WHAT YOU ARE ASKED TO DO =>
For each line below that contains the string "users", copy that line.

+++

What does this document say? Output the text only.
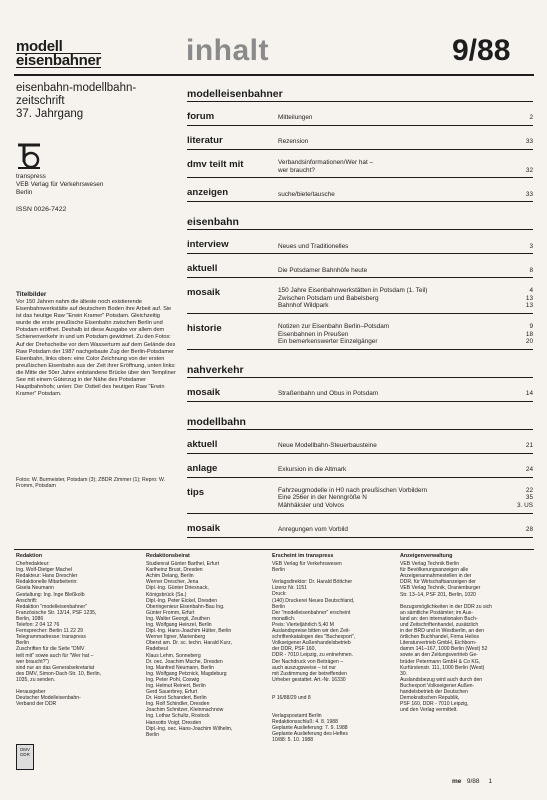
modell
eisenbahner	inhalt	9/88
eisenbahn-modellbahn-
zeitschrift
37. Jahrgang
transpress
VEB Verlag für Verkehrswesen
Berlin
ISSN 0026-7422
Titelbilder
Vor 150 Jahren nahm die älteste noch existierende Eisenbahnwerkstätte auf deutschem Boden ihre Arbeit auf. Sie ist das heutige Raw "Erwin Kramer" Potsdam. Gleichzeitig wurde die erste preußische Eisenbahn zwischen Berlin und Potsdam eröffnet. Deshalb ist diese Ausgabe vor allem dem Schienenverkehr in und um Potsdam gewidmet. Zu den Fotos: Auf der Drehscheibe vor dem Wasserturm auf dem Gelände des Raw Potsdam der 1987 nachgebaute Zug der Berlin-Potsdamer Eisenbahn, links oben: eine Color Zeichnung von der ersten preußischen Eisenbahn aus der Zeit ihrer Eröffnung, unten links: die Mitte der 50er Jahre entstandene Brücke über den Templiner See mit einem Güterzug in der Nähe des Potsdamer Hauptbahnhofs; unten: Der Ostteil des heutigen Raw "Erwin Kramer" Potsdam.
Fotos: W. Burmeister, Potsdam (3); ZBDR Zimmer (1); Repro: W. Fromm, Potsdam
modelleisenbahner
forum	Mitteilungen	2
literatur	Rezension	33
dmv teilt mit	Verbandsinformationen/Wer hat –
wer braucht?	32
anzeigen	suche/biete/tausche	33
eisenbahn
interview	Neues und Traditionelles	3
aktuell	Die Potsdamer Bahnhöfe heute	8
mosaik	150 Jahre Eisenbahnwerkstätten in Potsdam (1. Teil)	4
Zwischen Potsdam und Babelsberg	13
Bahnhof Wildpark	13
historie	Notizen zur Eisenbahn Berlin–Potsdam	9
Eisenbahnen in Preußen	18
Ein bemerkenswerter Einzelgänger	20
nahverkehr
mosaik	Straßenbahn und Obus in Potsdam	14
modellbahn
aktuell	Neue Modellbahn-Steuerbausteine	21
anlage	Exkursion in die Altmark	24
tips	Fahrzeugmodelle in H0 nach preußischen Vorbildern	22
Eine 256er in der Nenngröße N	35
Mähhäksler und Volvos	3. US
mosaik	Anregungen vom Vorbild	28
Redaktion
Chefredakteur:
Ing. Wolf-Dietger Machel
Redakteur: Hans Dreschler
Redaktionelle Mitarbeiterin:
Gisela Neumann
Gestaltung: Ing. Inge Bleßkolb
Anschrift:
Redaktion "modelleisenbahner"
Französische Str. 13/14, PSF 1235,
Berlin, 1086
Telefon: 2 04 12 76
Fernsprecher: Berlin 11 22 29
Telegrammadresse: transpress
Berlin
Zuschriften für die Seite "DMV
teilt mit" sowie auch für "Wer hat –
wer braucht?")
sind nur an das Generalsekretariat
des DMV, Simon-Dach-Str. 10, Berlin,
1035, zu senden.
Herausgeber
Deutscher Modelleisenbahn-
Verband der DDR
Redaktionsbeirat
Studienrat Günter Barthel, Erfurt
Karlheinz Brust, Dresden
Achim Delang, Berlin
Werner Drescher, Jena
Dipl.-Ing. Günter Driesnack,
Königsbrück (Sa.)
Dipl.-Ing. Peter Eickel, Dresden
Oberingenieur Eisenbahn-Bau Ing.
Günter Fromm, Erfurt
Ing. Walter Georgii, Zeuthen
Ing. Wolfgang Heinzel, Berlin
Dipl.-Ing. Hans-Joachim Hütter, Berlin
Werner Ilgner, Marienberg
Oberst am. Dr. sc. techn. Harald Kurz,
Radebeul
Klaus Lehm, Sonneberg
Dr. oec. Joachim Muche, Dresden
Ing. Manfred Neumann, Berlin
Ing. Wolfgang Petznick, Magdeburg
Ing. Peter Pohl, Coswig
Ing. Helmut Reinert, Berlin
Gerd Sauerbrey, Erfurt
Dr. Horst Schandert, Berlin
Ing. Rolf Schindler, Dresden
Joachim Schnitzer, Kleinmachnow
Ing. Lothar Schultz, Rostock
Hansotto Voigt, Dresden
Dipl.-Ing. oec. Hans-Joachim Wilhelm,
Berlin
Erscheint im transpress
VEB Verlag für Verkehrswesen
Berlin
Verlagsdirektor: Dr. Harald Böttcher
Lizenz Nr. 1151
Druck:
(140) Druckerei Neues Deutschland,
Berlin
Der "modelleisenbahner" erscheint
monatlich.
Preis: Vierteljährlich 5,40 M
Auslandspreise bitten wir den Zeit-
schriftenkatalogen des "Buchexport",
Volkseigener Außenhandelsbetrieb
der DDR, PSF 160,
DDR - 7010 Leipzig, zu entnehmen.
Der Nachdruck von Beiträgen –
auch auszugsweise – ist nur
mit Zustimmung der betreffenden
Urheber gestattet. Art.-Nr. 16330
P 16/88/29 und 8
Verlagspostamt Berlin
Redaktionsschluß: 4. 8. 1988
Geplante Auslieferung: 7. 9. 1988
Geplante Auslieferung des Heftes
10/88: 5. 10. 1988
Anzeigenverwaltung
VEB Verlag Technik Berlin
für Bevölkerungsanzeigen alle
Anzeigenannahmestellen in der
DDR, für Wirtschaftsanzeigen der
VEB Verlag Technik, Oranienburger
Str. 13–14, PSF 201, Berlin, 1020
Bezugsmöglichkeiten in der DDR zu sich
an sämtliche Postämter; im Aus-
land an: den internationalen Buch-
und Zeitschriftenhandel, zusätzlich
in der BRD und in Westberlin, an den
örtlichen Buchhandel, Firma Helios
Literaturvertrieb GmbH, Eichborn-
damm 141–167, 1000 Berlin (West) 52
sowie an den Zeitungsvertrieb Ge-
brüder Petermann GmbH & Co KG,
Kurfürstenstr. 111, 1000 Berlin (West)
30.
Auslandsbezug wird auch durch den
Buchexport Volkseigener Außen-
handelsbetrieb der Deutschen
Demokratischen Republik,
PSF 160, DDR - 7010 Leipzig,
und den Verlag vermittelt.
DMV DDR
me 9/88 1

+++

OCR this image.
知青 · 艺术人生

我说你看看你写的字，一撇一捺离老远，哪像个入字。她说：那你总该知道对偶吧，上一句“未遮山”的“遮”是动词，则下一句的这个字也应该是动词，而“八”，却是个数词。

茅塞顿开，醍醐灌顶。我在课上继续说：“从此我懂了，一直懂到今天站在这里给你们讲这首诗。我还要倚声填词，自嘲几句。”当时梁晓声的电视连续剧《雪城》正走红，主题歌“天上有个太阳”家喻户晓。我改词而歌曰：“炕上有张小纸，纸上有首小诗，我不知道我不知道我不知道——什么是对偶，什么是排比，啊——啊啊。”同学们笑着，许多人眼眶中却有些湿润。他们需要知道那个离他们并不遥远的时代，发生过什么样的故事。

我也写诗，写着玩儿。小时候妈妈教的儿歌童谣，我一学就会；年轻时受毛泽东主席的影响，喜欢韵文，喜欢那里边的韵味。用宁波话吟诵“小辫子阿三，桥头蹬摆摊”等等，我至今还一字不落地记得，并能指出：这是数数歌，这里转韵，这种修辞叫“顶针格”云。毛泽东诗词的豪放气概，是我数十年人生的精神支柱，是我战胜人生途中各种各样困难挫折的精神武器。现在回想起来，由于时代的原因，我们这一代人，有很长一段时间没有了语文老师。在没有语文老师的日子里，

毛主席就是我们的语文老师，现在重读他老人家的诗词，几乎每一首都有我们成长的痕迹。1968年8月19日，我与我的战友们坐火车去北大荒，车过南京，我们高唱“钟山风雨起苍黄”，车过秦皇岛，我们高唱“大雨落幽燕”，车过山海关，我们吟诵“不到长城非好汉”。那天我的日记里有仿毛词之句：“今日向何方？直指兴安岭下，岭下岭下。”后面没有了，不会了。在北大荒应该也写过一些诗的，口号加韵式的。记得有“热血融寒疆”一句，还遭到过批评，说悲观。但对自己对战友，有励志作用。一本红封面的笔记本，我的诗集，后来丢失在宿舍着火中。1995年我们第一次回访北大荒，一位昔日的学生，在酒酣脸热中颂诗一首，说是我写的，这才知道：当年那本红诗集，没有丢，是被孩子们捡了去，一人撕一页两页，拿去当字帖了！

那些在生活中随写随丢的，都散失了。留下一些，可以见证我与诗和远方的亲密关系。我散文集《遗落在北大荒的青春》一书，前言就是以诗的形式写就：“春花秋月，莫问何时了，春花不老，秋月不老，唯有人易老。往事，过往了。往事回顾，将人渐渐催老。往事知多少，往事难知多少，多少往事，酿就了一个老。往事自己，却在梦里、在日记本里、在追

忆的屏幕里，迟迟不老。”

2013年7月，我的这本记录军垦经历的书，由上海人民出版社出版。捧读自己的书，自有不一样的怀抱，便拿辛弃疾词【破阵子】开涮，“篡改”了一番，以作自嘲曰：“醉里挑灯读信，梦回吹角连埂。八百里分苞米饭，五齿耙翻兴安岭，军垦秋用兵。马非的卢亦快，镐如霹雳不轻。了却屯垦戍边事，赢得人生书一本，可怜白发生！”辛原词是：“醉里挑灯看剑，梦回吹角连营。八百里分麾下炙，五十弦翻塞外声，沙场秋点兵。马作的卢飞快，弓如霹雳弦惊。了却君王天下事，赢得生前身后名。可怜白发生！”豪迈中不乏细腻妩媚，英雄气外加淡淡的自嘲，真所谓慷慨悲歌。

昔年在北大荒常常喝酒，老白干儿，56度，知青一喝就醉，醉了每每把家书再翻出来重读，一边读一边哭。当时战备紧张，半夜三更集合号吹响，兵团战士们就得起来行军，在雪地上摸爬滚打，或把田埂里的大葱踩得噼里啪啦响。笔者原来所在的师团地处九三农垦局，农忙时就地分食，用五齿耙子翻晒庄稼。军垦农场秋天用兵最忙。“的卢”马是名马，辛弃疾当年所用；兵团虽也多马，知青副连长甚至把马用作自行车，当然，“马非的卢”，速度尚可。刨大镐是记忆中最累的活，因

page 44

+++

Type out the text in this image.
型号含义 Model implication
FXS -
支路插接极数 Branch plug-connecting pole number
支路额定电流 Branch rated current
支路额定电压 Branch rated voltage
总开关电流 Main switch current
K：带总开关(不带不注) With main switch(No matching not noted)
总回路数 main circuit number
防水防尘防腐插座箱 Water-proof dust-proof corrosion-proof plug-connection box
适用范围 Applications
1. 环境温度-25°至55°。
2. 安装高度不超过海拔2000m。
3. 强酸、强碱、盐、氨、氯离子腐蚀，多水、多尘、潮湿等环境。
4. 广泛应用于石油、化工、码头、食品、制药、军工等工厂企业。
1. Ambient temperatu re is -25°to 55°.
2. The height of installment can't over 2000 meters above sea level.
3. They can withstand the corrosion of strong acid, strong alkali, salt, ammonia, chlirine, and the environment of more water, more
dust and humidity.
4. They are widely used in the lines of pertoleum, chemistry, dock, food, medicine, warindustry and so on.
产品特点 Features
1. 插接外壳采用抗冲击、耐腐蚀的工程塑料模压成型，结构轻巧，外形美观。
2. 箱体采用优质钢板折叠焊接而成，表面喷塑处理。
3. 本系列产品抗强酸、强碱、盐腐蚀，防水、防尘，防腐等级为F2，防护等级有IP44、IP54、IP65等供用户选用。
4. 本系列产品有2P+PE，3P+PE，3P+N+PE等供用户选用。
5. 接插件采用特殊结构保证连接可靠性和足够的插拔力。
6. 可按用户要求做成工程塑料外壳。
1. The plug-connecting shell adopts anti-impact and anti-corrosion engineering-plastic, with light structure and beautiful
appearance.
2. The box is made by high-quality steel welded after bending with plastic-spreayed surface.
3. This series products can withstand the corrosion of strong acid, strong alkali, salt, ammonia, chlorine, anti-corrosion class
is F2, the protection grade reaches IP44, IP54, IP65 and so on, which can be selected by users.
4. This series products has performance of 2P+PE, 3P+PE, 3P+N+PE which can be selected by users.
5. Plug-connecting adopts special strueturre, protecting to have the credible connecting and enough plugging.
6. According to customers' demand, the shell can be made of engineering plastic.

+++

REPLY TO THE EXERCISE =>
is F2, the protection grade reaches IP44, IP54, IP65 and so on, which can be selected by users.
4. This series products has performance of 2P+PE, 3P+PE, 3P+N+PE which can be selected by users.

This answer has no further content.